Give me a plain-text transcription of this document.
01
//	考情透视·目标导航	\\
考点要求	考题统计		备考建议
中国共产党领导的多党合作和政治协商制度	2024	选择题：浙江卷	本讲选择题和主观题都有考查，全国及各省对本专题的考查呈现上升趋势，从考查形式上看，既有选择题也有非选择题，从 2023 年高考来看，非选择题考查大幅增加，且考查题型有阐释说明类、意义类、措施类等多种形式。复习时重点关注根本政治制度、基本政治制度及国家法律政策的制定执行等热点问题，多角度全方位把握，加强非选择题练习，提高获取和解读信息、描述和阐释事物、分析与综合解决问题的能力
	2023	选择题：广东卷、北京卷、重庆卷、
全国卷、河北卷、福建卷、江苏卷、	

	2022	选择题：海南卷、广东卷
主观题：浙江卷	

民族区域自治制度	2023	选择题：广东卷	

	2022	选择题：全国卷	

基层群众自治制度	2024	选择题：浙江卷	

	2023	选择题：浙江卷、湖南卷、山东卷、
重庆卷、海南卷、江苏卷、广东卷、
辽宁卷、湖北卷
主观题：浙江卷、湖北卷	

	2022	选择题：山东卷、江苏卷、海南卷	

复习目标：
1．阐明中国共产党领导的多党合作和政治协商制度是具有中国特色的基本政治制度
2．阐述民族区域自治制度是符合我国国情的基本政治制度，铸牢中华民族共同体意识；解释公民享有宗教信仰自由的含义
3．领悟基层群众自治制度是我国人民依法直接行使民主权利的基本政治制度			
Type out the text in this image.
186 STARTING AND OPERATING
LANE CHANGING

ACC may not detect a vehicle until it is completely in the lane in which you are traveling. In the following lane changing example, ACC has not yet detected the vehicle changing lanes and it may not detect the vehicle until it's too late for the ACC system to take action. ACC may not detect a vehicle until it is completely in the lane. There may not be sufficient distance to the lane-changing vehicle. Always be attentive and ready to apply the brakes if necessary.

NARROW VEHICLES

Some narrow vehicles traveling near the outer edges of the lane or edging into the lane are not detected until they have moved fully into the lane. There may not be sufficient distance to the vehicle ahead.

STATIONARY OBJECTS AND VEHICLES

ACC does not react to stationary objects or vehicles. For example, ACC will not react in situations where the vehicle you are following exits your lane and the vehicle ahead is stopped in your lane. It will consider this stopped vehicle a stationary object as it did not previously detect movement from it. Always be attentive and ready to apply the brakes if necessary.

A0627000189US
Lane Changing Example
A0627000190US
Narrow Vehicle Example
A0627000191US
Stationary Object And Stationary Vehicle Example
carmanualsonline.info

▶ [TASK DESCRIPTION]
Tally the lines of the listing that include "detected". Reply with nothing but the count.

▶ [RESULT OF THIS TASK]
2